◆ Problem requirements: From the listing below, extract every line in which the word "Booked" appears.

◆ Dataset rows:
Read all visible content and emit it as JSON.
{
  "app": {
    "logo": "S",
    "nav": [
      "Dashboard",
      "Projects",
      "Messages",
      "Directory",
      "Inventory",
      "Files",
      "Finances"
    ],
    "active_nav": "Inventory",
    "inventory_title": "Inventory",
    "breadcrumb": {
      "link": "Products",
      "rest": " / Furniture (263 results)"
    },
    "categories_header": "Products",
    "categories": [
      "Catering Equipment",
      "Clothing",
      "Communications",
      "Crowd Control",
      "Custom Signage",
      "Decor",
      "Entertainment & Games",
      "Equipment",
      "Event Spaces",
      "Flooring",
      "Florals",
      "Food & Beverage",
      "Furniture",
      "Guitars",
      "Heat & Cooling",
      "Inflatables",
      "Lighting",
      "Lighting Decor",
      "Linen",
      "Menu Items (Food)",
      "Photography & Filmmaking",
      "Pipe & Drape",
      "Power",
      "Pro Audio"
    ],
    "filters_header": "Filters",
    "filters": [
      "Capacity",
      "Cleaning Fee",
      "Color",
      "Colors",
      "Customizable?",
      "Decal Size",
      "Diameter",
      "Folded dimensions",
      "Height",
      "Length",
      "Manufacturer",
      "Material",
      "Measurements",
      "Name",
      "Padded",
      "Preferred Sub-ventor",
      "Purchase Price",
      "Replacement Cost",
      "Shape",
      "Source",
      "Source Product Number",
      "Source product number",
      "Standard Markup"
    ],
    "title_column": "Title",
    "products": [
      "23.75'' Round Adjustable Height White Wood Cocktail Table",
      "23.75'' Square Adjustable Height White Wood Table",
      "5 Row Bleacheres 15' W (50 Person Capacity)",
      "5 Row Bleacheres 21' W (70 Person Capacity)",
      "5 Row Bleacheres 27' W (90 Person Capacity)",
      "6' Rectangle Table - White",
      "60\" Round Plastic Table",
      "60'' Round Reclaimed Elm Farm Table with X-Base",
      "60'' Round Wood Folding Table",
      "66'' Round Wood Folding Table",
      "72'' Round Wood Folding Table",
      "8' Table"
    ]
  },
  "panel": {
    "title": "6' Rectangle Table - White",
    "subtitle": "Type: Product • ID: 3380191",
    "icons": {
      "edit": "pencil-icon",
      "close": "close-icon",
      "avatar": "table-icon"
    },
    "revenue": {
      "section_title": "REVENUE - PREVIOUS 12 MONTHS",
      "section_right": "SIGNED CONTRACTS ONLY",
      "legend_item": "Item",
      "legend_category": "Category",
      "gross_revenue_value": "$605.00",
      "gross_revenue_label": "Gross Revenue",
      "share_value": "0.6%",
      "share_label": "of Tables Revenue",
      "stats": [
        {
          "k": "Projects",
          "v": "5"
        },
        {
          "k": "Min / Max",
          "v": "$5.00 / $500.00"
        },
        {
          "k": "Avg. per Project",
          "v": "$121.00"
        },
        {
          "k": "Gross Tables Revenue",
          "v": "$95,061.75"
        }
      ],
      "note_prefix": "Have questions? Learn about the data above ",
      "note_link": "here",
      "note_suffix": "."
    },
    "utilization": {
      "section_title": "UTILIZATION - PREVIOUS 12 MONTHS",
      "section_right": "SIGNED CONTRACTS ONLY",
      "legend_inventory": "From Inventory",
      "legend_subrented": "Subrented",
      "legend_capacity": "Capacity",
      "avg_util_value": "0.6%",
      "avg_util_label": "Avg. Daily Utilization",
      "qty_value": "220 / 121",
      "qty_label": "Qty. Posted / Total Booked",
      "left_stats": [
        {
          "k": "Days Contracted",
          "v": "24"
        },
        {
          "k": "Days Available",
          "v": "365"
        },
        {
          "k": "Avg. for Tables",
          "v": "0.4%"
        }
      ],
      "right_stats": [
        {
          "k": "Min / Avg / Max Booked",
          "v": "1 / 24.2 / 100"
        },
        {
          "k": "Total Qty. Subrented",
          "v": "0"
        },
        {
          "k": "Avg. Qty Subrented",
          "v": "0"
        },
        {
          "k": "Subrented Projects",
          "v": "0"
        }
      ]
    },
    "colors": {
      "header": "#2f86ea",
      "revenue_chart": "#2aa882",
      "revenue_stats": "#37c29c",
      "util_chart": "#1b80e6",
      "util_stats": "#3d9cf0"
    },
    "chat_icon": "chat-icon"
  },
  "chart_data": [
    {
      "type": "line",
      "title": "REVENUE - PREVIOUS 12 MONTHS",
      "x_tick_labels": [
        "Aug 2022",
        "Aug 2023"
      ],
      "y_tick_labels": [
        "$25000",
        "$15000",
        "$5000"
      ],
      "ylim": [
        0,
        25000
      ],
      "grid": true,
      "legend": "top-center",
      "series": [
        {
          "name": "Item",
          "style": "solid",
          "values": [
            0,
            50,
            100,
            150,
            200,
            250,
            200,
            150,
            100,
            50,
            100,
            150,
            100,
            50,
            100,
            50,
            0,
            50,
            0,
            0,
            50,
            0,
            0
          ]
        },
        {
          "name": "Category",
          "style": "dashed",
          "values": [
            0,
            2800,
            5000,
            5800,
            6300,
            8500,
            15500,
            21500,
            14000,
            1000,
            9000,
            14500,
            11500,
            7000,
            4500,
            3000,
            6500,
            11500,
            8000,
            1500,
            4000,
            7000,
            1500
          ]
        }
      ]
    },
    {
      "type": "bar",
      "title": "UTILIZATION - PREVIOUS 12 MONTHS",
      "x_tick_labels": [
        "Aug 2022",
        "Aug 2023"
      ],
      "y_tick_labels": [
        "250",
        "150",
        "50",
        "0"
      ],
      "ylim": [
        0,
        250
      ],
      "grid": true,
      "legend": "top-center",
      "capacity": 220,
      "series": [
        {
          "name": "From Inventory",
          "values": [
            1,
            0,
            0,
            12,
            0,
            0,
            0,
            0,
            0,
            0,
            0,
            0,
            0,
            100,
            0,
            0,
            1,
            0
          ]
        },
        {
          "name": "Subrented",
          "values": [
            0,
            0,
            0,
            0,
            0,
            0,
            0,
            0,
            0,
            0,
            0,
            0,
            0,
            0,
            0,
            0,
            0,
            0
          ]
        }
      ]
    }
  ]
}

◆ Final result:
      "qty_label": "Qty. Posted / Total Booked",
          "k": "Min / Avg / Max Booked",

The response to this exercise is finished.